THE REQUEST >>
Copy all of the records below verbatim.

DATASET EXCERPTS >>
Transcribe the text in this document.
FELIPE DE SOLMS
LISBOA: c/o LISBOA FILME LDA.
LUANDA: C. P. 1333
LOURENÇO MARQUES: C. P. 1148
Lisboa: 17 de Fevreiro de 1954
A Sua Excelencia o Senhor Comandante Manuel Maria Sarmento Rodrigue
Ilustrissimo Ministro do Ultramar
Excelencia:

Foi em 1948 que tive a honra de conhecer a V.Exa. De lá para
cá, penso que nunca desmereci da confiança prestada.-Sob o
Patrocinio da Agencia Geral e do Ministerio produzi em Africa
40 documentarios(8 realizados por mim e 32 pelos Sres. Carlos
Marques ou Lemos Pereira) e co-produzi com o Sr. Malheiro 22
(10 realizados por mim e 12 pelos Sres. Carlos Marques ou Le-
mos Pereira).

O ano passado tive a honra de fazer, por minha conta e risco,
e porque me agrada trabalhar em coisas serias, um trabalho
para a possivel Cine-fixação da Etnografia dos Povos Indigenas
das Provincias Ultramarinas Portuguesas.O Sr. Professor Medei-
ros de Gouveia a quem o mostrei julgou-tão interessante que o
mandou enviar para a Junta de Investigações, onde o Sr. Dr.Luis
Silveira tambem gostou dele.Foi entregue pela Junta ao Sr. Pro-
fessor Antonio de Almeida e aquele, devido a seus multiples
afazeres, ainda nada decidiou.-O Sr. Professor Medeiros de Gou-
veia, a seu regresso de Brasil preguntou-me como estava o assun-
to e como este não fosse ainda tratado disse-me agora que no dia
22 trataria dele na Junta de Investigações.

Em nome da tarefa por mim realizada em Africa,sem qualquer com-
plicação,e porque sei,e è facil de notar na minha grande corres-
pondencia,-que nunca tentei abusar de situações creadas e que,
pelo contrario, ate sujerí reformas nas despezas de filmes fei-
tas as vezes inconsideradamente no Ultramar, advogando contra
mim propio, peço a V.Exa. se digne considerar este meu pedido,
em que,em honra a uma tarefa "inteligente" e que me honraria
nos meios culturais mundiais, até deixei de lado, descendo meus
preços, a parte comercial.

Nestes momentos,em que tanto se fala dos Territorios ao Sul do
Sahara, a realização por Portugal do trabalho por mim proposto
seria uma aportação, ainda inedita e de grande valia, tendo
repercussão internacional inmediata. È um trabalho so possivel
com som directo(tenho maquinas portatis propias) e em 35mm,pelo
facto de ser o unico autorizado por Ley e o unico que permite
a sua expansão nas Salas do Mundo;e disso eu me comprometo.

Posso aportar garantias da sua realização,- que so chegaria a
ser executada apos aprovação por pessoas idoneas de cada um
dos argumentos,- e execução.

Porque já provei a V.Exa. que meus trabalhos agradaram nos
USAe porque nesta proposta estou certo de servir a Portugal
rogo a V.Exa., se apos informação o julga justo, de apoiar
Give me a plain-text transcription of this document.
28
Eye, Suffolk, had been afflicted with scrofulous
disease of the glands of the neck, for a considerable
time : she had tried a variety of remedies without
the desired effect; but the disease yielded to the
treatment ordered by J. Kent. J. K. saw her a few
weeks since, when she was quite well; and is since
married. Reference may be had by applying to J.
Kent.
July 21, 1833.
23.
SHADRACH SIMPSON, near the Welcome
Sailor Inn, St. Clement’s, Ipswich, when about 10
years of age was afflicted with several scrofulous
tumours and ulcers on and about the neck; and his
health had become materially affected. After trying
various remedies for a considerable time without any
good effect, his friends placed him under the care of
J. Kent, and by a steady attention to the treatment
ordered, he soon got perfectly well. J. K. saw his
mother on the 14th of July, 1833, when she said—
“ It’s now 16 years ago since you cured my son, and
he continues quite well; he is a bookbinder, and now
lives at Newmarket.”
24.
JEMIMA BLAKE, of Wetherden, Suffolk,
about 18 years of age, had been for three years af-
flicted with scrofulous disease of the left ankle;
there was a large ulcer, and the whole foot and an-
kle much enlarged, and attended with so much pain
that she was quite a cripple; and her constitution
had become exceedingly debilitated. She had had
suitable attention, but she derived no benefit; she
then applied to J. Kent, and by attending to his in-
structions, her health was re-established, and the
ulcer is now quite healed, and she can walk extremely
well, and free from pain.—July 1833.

SOLUTION FOR THIS PROBLEM >>
Transcribe the text in this document.
FELIPE DE SOLMS
LISBOA: c/o LISBOA FILME LDA.
LUANDA: C. P. 1333
LOURENÇO MARQUES: C. P. 1148
Lisboa: 17 de Fevreiro de 1954
A Sua Excelencia o Senhor Comandante Manuel Maria Sarmento Rodrigue
Ilustrissimo Ministro do Ultramar
Excelencia:

Foi em 1948 que tive a honra de conhecer a V.Exa. De lá para
cá, penso que nunca desmereci da confiança prestada.-Sob o
Patrocinio da Agencia Geral e do Ministerio produzi em Africa
40 documentarios(8 realizados por mim e 32 pelos Sres. Carlos
Marques ou Lemos Pereira) e co-produzi com o Sr. Malheiro 22
(10 realizados por mim e 12 pelos Sres. Carlos Marques ou Le-
mos Pereira).

O ano passado tive a honra de fazer, por minha conta e risco,
e porque me agrada trabalhar em coisas serias, um trabalho
para a possivel Cine-fixação da Etnografia dos Povos Indigenas
das Provincias Ultramarinas Portuguesas.O Sr. Professor Medei-
ros de Gouveia a quem o mostrei julgou-tão interessante que o
mandou enviar para a Junta de Investigações, onde o Sr. Dr.Luis
Silveira tambem gostou dele.Foi entregue pela Junta ao Sr. Pro-
fessor Antonio de Almeida e aquele, devido a seus multiples
afazeres, ainda nada decidiou.-O Sr. Professor Medeiros de Gou-
veia, a seu regresso de Brasil preguntou-me como estava o assun-
to e como este não fosse ainda tratado disse-me agora que no dia
22 trataria dele na Junta de Investigações.

Em nome da tarefa por mim realizada em Africa,sem qualquer com-
plicação,e porque sei,e è facil de notar na minha grande corres-
pondencia,-que nunca tentei abusar de situações creadas e que,
pelo contrario, ate sujerí reformas nas despezas de filmes fei-
tas as vezes inconsideradamente no Ultramar, advogando contra
mim propio, peço a V.Exa. se digne considerar este meu pedido,
em que,em honra a uma tarefa "inteligente" e que me honraria
nos meios culturais mundiais, até deixei de lado, descendo meus
preços, a parte comercial.

Nestes momentos,em que tanto se fala dos Territorios ao Sul do
Sahara, a realização por Portugal do trabalho por mim proposto
seria uma aportação, ainda inedita e de grande valia, tendo
repercussão internacional inmediata. È um trabalho so possivel
com som directo(tenho maquinas portatis propias) e em 35mm,pelo
facto de ser o unico autorizado por Ley e o unico que permite
a sua expansão nas Salas do Mundo;e disso eu me comprometo.

Posso aportar garantias da sua realização,- que so chegaria a
ser executada apos aprovação por pessoas idoneas de cada um
dos argumentos,- e execução.

Porque já provei a V.Exa. que meus trabalhos agradaram nos
USAe porque nesta proposta estou certo de servir a Portugal
rogo a V.Exa., se apos informação o julga justo, de apoiar
Give me a plain-text transcription of this document.
28
Eye, Suffolk, had been afflicted with scrofulous
disease of the glands of the neck, for a considerable
time : she had tried a variety of remedies without
the desired effect; but the disease yielded to the
treatment ordered by J. Kent. J. K. saw her a few
weeks since, when she was quite well; and is since
married. Reference may be had by applying to J.
Kent.
July 21, 1833.
23.
SHADRACH SIMPSON, near the Welcome
Sailor Inn, St. Clement’s, Ipswich, when about 10
years of age was afflicted with several scrofulous
tumours and ulcers on and about the neck; and his
health had become materially affected. After trying
various remedies for a considerable time without any
good effect, his friends placed him under the care of
J. Kent, and by a steady attention to the treatment
ordered, he soon got perfectly well. J. K. saw his
mother on the 14th of July, 1833, when she said—
“ It’s now 16 years ago since you cured my son, and
he continues quite well; he is a bookbinder, and now
lives at Newmarket.”
24.
JEMIMA BLAKE, of Wetherden, Suffolk,
about 18 years of age, had been for three years af-
flicted with scrofulous disease of the left ankle;
there was a large ulcer, and the whole foot and an-
kle much enlarged, and attended with so much pain
that she was quite a cripple; and her constitution
had become exceedingly debilitated. She had had
suitable attention, but she derived no benefit; she
then applied to J. Kent, and by attending to his in-
structions, her health was re-established, and the
ulcer is now quite healed, and she can walk extremely
well, and free from pain.—July 1833.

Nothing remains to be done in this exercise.